(Excerpt from a dataset)
================

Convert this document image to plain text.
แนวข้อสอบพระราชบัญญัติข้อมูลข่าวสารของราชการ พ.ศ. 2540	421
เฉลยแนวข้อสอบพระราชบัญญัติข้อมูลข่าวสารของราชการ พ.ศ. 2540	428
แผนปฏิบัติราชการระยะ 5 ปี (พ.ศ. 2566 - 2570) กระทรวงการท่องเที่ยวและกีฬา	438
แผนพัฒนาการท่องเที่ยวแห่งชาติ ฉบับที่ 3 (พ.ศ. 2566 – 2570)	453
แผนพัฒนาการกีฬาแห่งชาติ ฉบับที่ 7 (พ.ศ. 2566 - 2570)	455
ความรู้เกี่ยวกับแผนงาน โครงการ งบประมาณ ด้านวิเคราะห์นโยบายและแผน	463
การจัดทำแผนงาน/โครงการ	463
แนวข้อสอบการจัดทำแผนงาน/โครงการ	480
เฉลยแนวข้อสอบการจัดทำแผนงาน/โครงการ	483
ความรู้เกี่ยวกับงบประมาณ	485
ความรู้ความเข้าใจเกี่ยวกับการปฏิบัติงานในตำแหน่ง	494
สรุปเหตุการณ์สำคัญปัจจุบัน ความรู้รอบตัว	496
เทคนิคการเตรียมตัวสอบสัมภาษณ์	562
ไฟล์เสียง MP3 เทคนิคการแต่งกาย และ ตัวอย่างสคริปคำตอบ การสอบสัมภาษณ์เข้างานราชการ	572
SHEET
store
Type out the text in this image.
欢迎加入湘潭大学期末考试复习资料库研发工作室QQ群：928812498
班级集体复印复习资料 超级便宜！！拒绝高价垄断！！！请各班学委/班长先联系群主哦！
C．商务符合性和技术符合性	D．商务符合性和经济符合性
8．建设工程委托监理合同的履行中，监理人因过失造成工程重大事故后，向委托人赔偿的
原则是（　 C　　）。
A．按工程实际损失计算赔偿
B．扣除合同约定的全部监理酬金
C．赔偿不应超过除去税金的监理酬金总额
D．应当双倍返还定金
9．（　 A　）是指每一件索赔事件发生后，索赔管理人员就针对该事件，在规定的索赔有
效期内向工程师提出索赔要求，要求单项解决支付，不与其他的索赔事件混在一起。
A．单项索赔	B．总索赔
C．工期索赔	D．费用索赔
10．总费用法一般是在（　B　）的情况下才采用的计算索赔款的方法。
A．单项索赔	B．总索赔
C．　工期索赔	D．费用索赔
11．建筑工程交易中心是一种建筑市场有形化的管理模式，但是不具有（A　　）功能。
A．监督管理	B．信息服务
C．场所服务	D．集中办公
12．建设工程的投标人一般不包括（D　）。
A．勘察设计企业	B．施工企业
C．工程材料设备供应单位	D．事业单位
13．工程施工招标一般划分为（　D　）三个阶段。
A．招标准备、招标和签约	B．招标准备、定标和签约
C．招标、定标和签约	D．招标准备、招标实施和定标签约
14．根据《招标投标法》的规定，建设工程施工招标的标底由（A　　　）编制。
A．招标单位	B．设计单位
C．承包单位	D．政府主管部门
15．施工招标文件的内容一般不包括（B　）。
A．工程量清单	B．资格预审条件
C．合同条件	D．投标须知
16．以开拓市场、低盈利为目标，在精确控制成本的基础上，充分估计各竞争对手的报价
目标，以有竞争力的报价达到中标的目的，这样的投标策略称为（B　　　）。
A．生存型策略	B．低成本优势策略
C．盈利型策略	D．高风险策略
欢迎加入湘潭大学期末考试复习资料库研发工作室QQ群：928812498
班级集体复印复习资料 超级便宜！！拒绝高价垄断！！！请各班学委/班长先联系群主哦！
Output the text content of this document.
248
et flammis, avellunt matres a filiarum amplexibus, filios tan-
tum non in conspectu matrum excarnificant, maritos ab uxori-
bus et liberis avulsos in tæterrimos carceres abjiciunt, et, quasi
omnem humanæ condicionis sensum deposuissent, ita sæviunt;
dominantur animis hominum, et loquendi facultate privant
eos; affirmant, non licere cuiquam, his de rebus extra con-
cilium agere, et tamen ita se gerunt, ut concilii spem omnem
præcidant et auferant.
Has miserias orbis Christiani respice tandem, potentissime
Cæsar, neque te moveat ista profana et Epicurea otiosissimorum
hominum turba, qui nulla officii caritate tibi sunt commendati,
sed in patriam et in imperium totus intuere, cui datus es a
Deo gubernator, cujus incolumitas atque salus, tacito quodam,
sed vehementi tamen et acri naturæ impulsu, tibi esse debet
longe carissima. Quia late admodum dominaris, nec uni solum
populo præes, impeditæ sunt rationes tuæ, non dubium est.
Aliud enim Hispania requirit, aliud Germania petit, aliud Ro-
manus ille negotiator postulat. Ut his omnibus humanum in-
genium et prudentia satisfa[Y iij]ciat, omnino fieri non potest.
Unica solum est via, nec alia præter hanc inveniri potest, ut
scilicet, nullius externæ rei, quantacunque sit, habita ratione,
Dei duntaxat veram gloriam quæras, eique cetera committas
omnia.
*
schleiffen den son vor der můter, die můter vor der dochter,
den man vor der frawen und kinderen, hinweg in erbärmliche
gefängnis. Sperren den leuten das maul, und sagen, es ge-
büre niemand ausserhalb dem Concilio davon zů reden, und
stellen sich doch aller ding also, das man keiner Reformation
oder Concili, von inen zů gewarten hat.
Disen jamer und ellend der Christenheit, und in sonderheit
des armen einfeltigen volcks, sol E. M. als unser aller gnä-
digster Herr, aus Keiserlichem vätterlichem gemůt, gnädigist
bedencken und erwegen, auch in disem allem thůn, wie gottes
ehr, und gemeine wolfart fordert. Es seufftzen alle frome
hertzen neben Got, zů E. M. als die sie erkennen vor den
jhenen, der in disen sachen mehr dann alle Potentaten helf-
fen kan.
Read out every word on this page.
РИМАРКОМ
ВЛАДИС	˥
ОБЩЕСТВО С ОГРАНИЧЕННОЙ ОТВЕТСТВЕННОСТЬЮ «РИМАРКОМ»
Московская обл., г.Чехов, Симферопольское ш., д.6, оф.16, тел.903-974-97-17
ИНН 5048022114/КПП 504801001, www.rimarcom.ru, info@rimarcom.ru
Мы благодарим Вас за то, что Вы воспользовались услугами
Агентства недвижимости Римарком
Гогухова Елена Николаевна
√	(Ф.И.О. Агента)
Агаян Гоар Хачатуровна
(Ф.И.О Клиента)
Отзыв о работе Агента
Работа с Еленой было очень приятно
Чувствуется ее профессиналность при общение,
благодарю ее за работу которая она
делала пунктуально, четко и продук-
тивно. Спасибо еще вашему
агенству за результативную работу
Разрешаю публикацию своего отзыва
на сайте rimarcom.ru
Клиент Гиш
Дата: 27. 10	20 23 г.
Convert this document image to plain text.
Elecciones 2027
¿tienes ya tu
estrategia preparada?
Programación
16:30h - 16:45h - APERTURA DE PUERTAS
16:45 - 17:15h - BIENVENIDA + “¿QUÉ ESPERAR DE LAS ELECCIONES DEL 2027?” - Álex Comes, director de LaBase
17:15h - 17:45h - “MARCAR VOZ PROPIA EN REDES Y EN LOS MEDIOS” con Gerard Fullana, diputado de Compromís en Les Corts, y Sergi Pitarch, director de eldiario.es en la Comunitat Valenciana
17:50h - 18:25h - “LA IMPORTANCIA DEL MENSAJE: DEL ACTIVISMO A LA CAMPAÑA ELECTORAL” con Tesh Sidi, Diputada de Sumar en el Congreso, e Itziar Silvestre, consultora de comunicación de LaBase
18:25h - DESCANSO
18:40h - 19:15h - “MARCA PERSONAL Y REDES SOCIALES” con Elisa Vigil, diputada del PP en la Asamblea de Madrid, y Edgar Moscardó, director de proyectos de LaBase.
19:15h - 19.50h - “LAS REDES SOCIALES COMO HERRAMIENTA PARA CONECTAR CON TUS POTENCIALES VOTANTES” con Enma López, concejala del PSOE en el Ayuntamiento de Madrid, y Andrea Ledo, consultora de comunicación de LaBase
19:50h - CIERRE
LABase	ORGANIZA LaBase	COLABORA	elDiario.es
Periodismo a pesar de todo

================

Request
Return only those lines of the records that contain the string "เทคน".

Response to the exercise
เทคนิคการเตรียมตัวสอบสัมภาษณ์	562
ไฟล์เสียง MP3 เทคนิคการแต่งกาย และ ตัวอย่างสคริปคำตอบ การสอบสัมภาษณ์เข้างานราชการ	572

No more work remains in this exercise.